Identify the lines that contain the word "次北固山下", then copy them.

-- START OF RECORD EXTRACTS --

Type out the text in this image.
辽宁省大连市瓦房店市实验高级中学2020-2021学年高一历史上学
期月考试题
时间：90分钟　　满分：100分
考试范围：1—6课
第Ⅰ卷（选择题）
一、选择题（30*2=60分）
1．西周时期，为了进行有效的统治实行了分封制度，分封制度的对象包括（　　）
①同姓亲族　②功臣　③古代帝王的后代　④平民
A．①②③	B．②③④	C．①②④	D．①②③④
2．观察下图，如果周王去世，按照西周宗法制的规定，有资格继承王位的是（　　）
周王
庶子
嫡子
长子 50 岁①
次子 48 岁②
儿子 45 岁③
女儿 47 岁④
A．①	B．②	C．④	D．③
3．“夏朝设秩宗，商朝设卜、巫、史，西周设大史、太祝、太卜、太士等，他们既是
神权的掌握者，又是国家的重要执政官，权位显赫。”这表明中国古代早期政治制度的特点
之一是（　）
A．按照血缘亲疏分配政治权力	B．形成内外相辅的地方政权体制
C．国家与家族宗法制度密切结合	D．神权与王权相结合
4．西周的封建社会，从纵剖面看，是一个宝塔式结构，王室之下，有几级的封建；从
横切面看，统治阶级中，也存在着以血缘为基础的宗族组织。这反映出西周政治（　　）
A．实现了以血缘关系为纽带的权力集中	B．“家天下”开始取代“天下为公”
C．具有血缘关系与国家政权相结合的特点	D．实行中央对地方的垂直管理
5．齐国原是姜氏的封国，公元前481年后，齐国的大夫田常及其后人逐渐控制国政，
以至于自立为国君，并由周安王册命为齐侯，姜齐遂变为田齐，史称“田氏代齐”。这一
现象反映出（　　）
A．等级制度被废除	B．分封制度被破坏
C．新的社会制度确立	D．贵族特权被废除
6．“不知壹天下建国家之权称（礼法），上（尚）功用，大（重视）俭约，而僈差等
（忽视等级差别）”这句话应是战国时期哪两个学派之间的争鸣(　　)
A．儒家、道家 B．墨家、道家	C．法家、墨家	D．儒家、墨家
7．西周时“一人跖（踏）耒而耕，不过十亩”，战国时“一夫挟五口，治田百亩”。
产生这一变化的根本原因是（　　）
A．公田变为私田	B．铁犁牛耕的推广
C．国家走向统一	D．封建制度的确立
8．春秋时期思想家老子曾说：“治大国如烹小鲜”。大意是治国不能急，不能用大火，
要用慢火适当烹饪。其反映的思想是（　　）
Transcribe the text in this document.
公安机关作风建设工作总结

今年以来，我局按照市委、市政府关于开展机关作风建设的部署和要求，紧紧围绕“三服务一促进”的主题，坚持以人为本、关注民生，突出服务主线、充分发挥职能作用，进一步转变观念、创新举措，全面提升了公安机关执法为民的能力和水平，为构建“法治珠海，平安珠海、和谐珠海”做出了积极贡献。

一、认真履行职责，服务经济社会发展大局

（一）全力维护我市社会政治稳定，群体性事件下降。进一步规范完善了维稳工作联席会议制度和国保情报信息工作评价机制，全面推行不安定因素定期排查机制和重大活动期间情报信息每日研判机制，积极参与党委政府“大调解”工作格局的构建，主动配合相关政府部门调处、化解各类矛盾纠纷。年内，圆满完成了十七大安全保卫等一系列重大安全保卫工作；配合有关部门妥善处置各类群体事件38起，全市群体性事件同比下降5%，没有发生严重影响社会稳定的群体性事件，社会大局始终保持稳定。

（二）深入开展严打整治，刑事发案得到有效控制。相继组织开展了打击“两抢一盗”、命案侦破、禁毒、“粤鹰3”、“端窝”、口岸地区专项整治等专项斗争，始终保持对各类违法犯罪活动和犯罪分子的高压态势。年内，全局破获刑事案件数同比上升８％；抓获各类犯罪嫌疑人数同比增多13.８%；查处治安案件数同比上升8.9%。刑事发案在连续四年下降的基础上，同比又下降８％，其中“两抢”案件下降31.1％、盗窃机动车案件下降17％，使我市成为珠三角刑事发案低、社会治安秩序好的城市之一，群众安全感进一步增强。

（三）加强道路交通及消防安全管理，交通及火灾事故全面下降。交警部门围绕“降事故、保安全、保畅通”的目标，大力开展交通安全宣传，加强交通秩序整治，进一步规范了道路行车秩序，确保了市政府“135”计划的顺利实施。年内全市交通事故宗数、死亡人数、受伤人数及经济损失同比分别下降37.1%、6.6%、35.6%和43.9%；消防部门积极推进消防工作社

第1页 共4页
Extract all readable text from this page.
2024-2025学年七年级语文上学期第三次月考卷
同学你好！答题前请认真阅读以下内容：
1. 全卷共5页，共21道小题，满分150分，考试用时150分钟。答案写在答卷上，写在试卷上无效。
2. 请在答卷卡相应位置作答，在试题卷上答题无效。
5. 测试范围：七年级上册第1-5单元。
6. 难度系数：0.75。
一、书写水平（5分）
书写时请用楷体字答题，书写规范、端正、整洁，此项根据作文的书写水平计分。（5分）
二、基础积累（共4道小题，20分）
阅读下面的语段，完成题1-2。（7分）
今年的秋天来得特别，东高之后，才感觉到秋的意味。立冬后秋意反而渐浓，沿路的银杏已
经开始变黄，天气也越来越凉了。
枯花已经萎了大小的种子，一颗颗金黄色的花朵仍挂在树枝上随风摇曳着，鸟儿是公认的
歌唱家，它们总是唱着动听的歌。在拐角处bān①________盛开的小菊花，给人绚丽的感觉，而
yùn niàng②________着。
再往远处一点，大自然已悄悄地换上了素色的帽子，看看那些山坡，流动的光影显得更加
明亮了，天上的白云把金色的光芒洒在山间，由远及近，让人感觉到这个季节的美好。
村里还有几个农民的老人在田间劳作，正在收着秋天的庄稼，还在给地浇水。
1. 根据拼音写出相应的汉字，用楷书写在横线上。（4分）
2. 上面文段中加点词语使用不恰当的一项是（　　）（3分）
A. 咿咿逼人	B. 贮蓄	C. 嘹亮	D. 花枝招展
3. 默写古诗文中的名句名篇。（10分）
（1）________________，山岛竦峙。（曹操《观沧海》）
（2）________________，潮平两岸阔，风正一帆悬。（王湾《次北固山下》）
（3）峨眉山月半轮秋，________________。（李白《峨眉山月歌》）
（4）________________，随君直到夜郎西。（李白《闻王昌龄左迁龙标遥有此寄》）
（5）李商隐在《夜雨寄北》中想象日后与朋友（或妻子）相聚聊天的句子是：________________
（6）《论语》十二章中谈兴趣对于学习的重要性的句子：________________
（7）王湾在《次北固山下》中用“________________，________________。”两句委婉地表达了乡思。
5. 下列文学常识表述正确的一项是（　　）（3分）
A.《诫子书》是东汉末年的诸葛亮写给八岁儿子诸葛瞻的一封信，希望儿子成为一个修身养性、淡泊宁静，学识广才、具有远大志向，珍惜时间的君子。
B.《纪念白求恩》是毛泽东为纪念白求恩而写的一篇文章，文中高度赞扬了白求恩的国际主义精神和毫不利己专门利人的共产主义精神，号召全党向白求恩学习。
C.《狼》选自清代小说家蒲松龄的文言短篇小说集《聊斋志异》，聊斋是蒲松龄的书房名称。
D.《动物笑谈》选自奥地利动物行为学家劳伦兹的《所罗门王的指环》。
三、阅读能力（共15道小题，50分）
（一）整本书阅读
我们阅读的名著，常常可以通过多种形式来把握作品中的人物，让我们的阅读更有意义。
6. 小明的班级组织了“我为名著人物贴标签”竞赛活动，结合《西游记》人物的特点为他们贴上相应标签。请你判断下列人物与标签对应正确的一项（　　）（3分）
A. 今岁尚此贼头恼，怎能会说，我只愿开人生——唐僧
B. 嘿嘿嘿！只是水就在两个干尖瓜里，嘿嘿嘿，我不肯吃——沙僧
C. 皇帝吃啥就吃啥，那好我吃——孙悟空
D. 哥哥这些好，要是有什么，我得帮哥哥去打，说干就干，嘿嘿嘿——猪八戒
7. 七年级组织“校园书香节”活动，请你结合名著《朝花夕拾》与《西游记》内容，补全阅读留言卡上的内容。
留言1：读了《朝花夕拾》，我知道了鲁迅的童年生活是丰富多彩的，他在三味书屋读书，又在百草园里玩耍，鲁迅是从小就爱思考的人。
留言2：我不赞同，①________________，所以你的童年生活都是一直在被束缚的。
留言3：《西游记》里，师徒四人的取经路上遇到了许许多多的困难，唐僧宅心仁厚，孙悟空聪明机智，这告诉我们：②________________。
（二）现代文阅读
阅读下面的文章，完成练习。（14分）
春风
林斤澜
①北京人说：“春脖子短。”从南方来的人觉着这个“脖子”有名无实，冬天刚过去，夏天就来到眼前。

-- END OF RECORD EXTRACTS --

_FULL RESPONSE_.
（2）________________，潮平两岸阔，风正一帆悬。（王湾《次北固山下》）
（7）王湾在《次北固山下》中用“________________，________________。”两句委婉地表达了乡思。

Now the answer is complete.